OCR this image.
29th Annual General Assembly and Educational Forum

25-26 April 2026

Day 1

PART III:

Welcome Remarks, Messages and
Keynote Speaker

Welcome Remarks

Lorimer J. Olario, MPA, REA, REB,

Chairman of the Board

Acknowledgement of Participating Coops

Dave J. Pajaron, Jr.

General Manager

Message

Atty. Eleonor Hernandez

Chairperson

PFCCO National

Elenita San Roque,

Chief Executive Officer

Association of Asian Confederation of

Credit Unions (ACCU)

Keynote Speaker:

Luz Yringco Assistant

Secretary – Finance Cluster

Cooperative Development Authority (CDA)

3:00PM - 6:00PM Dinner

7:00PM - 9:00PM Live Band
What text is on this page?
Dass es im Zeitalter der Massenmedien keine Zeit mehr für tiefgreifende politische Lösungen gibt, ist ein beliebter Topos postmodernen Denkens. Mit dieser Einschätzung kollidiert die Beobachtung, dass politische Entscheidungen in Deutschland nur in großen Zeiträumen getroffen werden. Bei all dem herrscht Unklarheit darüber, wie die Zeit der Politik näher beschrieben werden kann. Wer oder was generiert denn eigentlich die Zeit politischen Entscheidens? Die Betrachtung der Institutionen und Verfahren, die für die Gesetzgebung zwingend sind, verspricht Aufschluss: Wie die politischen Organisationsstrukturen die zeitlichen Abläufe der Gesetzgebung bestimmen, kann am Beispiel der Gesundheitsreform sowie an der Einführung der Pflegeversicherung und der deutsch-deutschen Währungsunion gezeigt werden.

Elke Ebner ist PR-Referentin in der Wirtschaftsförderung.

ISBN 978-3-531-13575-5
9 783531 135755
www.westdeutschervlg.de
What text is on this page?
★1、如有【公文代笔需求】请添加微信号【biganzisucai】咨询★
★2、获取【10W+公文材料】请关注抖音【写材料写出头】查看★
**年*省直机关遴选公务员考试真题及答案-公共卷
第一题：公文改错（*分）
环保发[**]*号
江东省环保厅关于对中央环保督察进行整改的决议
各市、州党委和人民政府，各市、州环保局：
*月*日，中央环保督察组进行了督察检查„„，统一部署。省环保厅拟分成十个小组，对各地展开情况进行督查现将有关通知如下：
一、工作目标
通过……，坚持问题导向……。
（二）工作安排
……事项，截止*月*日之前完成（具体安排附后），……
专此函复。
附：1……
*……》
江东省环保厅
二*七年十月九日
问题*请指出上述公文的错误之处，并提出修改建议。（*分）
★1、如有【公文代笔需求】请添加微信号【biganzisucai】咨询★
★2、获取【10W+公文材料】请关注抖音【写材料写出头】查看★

◇ ◇ ◇ ◇ ◇ ◇ ◇

→ YOUR TASK
Transcribe the data above in full, exactly.

→ SOLUTION TO THE EXERCISE
OCR this image.
29th Annual General Assembly and Educational Forum

25-26 April 2026

Day 1

PART III:

Welcome Remarks, Messages and
Keynote Speaker

Welcome Remarks

Lorimer J. Olario, MPA, REA, REB,

Chairman of the Board

Acknowledgement of Participating Coops

Dave J. Pajaron, Jr.

General Manager

Message

Atty. Eleonor Hernandez

Chairperson

PFCCO National

Elenita San Roque,

Chief Executive Officer

Association of Asian Confederation of

Credit Unions (ACCU)

Keynote Speaker:

Luz Yringco Assistant

Secretary – Finance Cluster

Cooperative Development Authority (CDA)

3:00PM - 6:00PM Dinner

7:00PM - 9:00PM Live Band
What text is on this page?
Dass es im Zeitalter der Massenmedien keine Zeit mehr für tiefgreifende politische Lösungen gibt, ist ein beliebter Topos postmodernen Denkens. Mit dieser Einschätzung kollidiert die Beobachtung, dass politische Entscheidungen in Deutschland nur in großen Zeiträumen getroffen werden. Bei all dem herrscht Unklarheit darüber, wie die Zeit der Politik näher beschrieben werden kann. Wer oder was generiert denn eigentlich die Zeit politischen Entscheidens? Die Betrachtung der Institutionen und Verfahren, die für die Gesetzgebung zwingend sind, verspricht Aufschluss: Wie die politischen Organisationsstrukturen die zeitlichen Abläufe der Gesetzgebung bestimmen, kann am Beispiel der Gesundheitsreform sowie an der Einführung der Pflegeversicherung und der deutsch-deutschen Währungsunion gezeigt werden.

Elke Ebner ist PR-Referentin in der Wirtschaftsförderung.

ISBN 978-3-531-13575-5
9 783531 135755
www.westdeutschervlg.de
What text is on this page?
★1、如有【公文代笔需求】请添加微信号【biganzisucai】咨询★
★2、获取【10W+公文材料】请关注抖音【写材料写出头】查看★
**年*省直机关遴选公务员考试真题及答案-公共卷
第一题：公文改错（*分）
环保发[**]*号
江东省环保厅关于对中央环保督察进行整改的决议
各市、州党委和人民政府，各市、州环保局：
*月*日，中央环保督察组进行了督察检查„„，统一部署。省环保厅拟分成十个小组，对各地展开情况进行督查现将有关通知如下：
一、工作目标
通过……，坚持问题导向……。
（二）工作安排
……事项，截止*月*日之前完成（具体安排附后），……
专此函复。
附：1……
*……》
江东省环保厅
二*七年十月九日
问题*请指出上述公文的错误之处，并提出修改建议。（*分）
★1、如有【公文代笔需求】请添加微信号【biganzisucai】咨询★
★2、获取【10W+公文材料】请关注抖音【写材料写出头】查看★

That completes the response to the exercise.